WHAT NEEDS TO BE DONE: Search the data for the word "figures" and copy every line where it occurs.

INPUT DATA:
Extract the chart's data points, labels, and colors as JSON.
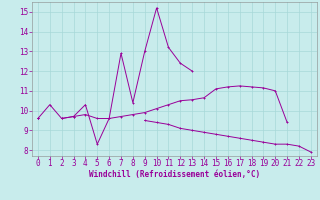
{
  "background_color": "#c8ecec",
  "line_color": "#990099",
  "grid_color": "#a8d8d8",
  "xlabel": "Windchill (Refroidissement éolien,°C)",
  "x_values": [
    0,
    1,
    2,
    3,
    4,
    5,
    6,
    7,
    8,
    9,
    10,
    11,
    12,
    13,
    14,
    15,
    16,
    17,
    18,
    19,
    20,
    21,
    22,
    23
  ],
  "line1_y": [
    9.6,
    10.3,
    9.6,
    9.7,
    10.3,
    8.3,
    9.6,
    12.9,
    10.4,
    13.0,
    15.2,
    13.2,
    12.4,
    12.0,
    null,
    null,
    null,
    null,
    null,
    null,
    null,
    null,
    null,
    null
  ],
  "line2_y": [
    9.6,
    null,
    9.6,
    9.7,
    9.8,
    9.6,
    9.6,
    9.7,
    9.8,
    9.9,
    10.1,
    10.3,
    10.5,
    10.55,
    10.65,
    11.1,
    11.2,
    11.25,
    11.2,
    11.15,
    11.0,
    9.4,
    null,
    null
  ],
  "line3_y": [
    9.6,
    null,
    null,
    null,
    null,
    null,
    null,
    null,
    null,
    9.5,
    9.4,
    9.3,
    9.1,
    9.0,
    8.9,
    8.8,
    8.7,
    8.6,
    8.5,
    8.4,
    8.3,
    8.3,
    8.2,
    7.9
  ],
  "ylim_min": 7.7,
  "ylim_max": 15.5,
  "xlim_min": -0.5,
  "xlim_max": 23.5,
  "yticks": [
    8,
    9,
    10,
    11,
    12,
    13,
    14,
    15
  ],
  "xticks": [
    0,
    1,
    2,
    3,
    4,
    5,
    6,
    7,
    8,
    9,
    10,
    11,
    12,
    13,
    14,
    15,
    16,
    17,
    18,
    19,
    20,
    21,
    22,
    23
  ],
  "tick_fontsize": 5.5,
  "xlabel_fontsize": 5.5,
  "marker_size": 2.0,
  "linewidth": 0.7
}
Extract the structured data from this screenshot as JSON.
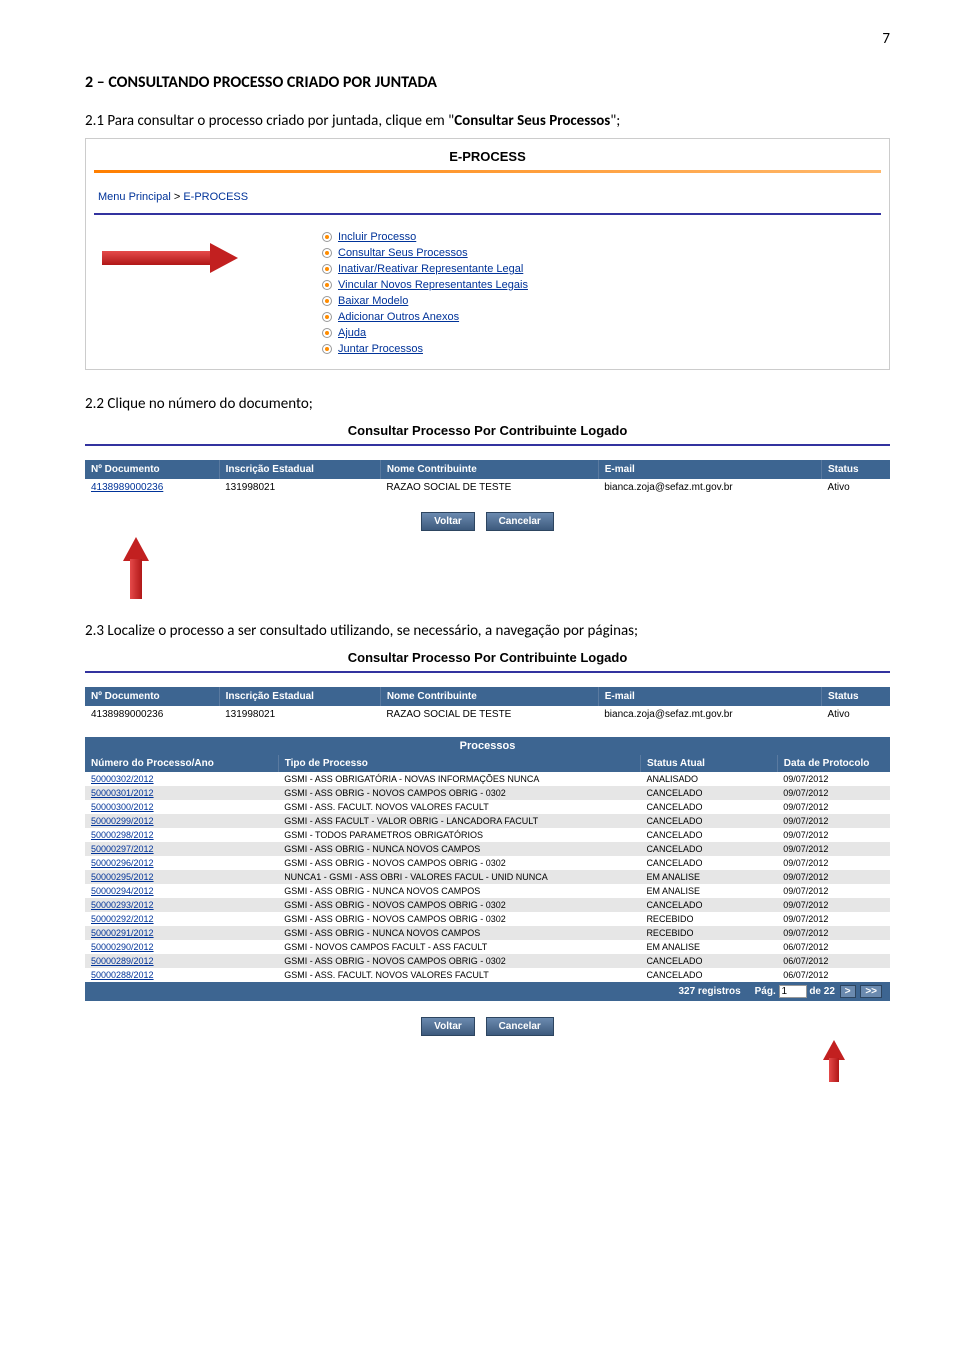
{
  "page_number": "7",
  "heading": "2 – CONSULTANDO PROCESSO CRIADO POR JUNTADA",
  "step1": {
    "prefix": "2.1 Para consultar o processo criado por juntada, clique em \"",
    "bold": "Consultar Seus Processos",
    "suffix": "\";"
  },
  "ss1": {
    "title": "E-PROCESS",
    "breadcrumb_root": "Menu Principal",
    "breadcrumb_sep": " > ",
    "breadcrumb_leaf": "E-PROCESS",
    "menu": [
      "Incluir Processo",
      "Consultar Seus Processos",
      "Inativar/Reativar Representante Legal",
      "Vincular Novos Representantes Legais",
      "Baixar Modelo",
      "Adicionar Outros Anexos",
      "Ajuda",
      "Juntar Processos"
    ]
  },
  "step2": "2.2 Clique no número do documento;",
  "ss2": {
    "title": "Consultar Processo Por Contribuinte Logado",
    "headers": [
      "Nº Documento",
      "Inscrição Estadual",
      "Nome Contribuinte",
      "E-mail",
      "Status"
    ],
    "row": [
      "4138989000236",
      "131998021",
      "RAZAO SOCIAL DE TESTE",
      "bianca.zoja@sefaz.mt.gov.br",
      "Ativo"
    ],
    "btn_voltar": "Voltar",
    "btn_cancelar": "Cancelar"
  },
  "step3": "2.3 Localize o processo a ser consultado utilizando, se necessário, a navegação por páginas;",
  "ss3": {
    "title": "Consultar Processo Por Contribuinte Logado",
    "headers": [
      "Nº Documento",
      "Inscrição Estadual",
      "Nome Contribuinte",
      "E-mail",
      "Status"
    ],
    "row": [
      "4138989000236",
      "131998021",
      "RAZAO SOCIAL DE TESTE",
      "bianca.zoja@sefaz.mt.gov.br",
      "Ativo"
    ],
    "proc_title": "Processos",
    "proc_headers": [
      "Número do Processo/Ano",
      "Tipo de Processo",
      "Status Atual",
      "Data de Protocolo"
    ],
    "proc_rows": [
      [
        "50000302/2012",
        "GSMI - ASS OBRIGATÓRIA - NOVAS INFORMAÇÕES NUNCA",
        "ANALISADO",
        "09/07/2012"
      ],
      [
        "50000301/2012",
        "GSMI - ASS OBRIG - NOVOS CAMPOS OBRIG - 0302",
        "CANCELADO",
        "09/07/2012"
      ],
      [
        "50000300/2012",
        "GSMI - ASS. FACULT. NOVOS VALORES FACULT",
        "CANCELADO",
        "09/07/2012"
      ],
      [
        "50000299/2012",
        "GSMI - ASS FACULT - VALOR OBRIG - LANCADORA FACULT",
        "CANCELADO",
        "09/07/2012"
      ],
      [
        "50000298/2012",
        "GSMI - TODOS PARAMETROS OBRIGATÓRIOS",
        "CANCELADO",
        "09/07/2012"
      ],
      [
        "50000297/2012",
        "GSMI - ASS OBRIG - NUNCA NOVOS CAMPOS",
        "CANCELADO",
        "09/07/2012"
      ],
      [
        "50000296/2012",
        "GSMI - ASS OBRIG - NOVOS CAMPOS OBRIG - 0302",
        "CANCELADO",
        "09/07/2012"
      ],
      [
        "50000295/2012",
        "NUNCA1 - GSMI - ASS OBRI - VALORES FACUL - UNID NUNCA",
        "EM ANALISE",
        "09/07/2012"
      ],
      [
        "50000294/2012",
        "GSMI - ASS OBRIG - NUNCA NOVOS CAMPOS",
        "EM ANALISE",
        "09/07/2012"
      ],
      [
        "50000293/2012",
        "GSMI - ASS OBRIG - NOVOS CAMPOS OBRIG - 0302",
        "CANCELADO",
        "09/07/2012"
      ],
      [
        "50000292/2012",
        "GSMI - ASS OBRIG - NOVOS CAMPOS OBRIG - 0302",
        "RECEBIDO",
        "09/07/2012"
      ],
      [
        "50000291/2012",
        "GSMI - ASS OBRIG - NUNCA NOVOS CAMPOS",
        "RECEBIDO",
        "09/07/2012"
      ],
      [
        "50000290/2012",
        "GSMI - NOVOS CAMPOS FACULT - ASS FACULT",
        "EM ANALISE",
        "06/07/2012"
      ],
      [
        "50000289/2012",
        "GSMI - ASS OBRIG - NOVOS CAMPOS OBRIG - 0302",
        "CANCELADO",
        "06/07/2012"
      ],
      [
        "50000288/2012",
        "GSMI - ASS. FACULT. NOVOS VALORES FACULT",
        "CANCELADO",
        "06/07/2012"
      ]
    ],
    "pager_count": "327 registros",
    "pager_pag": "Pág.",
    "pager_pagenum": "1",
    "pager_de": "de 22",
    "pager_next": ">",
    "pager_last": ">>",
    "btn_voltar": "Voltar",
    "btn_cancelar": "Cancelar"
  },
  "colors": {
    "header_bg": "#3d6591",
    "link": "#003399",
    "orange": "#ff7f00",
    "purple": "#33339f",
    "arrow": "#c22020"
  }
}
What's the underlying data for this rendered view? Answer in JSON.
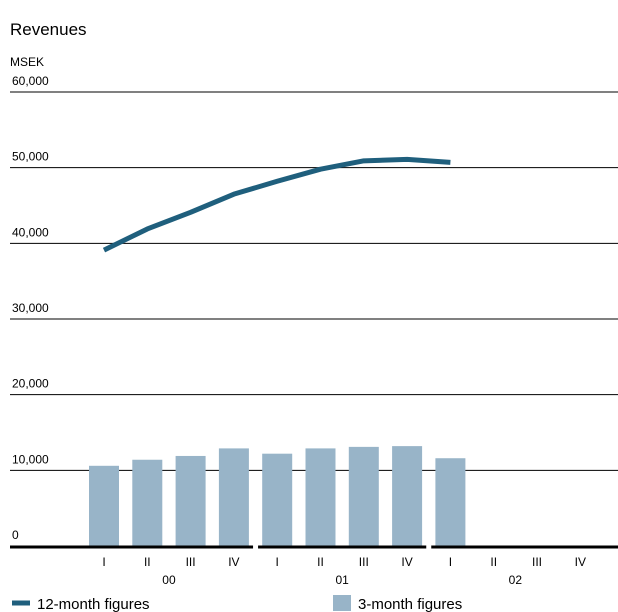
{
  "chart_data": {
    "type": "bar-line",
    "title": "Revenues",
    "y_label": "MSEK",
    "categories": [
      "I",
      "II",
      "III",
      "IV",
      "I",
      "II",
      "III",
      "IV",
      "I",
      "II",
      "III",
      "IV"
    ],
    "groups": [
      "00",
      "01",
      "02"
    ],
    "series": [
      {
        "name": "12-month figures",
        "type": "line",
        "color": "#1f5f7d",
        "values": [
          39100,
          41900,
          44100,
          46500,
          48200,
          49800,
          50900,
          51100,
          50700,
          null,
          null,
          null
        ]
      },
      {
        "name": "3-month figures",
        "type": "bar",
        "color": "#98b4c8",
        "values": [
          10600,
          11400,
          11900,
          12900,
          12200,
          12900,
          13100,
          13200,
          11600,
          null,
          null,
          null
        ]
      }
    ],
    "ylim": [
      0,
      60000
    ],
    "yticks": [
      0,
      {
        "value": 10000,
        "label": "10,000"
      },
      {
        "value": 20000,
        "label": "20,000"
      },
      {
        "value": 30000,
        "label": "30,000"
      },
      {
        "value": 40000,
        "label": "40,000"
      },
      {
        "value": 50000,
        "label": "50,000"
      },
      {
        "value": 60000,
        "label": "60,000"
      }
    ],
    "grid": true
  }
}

SOLUTION:
        "name": "12-month figures",
        "name": "3-month figures",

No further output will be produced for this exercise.